--- Start ---

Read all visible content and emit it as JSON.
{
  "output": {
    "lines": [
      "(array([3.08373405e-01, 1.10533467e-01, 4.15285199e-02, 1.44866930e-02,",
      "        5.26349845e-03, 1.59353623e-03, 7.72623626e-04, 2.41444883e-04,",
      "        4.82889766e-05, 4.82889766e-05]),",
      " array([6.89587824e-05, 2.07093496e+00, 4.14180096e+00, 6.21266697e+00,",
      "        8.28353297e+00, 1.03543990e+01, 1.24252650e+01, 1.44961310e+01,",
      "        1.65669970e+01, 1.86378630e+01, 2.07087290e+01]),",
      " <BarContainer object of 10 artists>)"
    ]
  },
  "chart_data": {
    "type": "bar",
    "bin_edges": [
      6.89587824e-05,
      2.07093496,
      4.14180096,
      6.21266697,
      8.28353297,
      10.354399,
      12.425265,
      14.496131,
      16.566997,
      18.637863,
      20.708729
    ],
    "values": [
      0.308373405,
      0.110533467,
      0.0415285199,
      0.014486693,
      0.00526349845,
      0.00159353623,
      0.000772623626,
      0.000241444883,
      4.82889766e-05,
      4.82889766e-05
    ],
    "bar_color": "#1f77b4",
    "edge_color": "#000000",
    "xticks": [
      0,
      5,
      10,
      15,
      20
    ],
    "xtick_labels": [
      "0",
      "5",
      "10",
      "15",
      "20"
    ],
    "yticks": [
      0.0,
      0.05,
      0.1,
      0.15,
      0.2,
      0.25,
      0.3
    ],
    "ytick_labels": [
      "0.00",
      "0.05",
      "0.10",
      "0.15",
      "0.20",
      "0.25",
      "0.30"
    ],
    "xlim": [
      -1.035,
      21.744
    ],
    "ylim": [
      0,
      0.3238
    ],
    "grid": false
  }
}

--- End ---

*PROBLEM*
Everything in the listing above should be restated exactly.

*CORRECT RESPONSE*
Read all visible content and emit it as JSON.
{
  "output": {
    "lines": [
      "(array([3.08373405e-01, 1.10533467e-01, 4.15285199e-02, 1.44866930e-02,",
      "        5.26349845e-03, 1.59353623e-03, 7.72623626e-04, 2.41444883e-04,",
      "        4.82889766e-05, 4.82889766e-05]),",
      " array([6.89587824e-05, 2.07093496e+00, 4.14180096e+00, 6.21266697e+00,",
      "        8.28353297e+00, 1.03543990e+01, 1.24252650e+01, 1.44961310e+01,",
      "        1.65669970e+01, 1.86378630e+01, 2.07087290e+01]),",
      " <BarContainer object of 10 artists>)"
    ]
  },
  "chart_data": {
    "type": "bar",
    "bin_edges": [
      6.89587824e-05,
      2.07093496,
      4.14180096,
      6.21266697,
      8.28353297,
      10.354399,
      12.425265,
      14.496131,
      16.566997,
      18.637863,
      20.708729
    ],
    "values": [
      0.308373405,
      0.110533467,
      0.0415285199,
      0.014486693,
      0.00526349845,
      0.00159353623,
      0.000772623626,
      0.000241444883,
      4.82889766e-05,
      4.82889766e-05
    ],
    "bar_color": "#1f77b4",
    "edge_color": "#000000",
    "xticks": [
      0,
      5,
      10,
      15,
      20
    ],
    "xtick_labels": [
      "0",
      "5",
      "10",
      "15",
      "20"
    ],
    "yticks": [
      0.0,
      0.05,
      0.1,
      0.15,
      0.2,
      0.25,
      0.3
    ],
    "ytick_labels": [
      "0.00",
      "0.05",
      "0.10",
      "0.15",
      "0.20",
      "0.25",
      "0.30"
    ],
    "xlim": [
      -1.035,
      21.744
    ],
    "ylim": [
      0,
      0.3238
    ],
    "grid": false
  }
}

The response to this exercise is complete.